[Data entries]
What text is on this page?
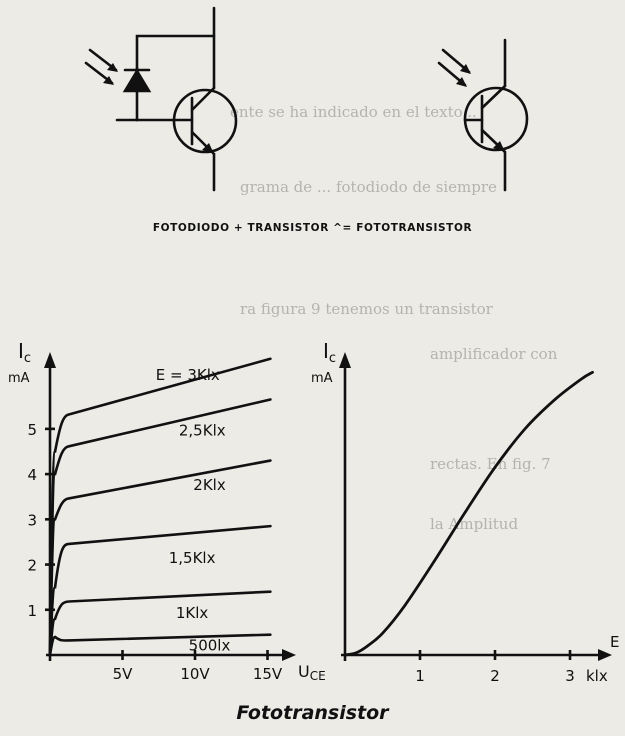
ente se ha indicado en el texto...
grama de ... fotodiodo de siempre
ra figura 9 tenemos un transistor
amplificador con
rectas. En fig. 7
la Amplitud
FOTODIODO + TRANSISTOR ^= FOTOTRANSISTOR
5V	10V	15V
1
2
3
4
5
$I_c$
mA
UCE
500lx
1Klx
1,5Klx
2Klx
2,5Klx
E = 3Klx
1	2	3
$I_c$
mA
E
klx
Fototransistor
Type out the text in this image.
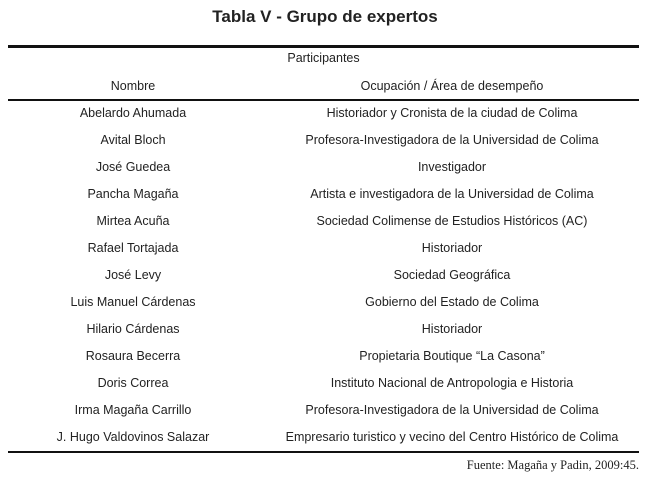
Tabla V - Grupo de expertos
Participantes
Nombre	Ocupación / Área de desempeño
Abelardo Ahumada	Historiador y Cronista de la ciudad de Colima
Avital Bloch	Profesora-Investigadora de la Universidad de Colima
José Guedea	Investigador
Pancha Magaña	Artista e investigadora de la Universidad de Colima
Mirtea Acuña	Sociedad Colimense de Estudios Históricos (AC)
Rafael Tortajada	Historiador
José Levy	Sociedad Geográfica
Luis Manuel Cárdenas	Gobierno del Estado de Colima
Hilario Cárdenas	Historiador
Rosaura Becerra	Propietaria Boutique “La Casona”
Doris Correa	Instituto Nacional de Antropologia e Historia
Irma Magaña Carrillo	Profesora-Investigadora de la Universidad de Colima
J. Hugo Valdovinos Salazar	Empresario turistico y vecino del Centro Histórico de Colima
Fuente: Magaña y Padin, 2009:45.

## Exercise instructions
Go through the data above and transcribe it in full, omitting any image.

## Worked solution
What text is on this page?
ente se ha indicado en el texto...
grama de ... fotodiodo de siempre
ra figura 9 tenemos un transistor
amplificador con
rectas. En fig. 7
la Amplitud
FOTODIODO + TRANSISTOR ^= FOTOTRANSISTOR
5V	10V	15V
1
2
3
4
5
$I_c$
mA
UCE
500lx
1Klx
1,5Klx
2Klx
2,5Klx
E = 3Klx
1	2	3
$I_c$
mA
E
klx
Fototransistor
Type out the text in this image.
Tabla V - Grupo de expertos
Participantes
Nombre	Ocupación / Área de desempeño
Abelardo Ahumada	Historiador y Cronista de la ciudad de Colima
Avital Bloch	Profesora-Investigadora de la Universidad de Colima
José Guedea	Investigador
Pancha Magaña	Artista e investigadora de la Universidad de Colima
Mirtea Acuña	Sociedad Colimense de Estudios Históricos (AC)
Rafael Tortajada	Historiador
José Levy	Sociedad Geográfica
Luis Manuel Cárdenas	Gobierno del Estado de Colima
Hilario Cárdenas	Historiador
Rosaura Becerra	Propietaria Boutique “La Casona”
Doris Correa	Instituto Nacional de Antropologia e Historia
Irma Magaña Carrillo	Profesora-Investigadora de la Universidad de Colima
J. Hugo Valdovinos Salazar	Empresario turistico y vecino del Centro Histórico de Colima
Fuente: Magaña y Padin, 2009:45.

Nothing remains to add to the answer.